Task input:
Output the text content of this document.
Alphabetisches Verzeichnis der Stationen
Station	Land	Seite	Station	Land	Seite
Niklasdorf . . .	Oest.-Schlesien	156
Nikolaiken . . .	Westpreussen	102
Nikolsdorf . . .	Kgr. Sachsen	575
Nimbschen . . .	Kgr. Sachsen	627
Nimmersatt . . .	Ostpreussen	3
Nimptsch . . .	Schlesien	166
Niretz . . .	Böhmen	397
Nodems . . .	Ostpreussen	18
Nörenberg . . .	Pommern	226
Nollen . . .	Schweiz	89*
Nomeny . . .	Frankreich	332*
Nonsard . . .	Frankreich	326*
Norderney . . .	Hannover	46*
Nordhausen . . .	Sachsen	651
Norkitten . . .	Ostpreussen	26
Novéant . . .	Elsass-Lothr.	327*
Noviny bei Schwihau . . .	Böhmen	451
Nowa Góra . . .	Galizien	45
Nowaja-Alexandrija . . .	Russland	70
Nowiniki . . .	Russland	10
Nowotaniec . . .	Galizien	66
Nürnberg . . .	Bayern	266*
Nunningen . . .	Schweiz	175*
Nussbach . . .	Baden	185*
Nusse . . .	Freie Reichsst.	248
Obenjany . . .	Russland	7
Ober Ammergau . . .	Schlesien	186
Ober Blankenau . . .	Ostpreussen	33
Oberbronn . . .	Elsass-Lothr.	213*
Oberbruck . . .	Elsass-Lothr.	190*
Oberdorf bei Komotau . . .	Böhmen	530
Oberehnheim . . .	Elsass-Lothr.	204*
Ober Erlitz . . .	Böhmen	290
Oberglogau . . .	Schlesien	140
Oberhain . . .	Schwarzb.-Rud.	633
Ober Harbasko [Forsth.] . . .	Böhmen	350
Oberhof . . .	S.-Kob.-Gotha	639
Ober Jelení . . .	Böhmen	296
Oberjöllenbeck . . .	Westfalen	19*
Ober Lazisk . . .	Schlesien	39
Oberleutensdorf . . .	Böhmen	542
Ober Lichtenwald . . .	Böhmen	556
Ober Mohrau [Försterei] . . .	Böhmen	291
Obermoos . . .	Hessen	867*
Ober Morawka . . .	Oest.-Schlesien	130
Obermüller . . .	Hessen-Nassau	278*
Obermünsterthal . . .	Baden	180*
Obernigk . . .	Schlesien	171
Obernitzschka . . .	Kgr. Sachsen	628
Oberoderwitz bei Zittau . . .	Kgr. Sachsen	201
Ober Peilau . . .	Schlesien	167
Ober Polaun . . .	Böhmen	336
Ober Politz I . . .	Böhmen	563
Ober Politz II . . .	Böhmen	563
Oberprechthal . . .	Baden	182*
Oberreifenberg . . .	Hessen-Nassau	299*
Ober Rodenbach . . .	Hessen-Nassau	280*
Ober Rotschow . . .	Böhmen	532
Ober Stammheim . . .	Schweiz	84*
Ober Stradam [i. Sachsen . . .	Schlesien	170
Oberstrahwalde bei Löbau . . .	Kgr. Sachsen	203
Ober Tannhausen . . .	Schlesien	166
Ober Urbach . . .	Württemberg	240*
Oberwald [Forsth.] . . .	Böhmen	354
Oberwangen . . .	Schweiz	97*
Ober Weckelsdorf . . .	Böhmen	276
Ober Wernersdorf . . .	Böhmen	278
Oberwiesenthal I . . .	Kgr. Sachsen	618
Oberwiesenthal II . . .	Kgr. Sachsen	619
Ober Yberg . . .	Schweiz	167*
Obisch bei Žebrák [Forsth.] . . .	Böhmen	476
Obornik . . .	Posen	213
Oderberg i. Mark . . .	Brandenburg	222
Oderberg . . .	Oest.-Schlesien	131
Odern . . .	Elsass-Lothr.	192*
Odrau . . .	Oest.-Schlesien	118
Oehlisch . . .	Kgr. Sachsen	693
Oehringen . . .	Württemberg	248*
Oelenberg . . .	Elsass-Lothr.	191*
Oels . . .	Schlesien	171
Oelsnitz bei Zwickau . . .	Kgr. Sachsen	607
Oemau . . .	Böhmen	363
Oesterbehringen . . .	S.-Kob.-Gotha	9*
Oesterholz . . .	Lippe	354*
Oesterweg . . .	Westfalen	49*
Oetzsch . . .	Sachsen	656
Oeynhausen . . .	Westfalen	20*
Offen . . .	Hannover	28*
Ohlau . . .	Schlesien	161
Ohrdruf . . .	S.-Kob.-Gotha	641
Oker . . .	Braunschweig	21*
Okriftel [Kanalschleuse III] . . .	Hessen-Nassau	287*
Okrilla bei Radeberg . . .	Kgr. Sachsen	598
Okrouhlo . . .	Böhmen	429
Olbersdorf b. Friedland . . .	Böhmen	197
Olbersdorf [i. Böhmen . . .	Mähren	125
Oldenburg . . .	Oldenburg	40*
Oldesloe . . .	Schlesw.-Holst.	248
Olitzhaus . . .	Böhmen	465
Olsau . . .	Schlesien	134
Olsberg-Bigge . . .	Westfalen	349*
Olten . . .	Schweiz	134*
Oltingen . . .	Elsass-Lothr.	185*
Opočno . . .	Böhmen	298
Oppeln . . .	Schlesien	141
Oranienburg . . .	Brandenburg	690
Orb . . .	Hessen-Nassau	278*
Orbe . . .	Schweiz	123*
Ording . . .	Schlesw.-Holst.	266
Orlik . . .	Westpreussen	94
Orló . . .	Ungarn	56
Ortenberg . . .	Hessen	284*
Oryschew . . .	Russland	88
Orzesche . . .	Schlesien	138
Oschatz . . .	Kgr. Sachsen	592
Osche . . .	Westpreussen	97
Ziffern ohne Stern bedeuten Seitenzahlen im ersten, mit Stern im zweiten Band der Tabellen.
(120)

Written exercise: What is the number of lines in the records that contain the word "Lothr"? Answer with the number and nothing else.

The result: 7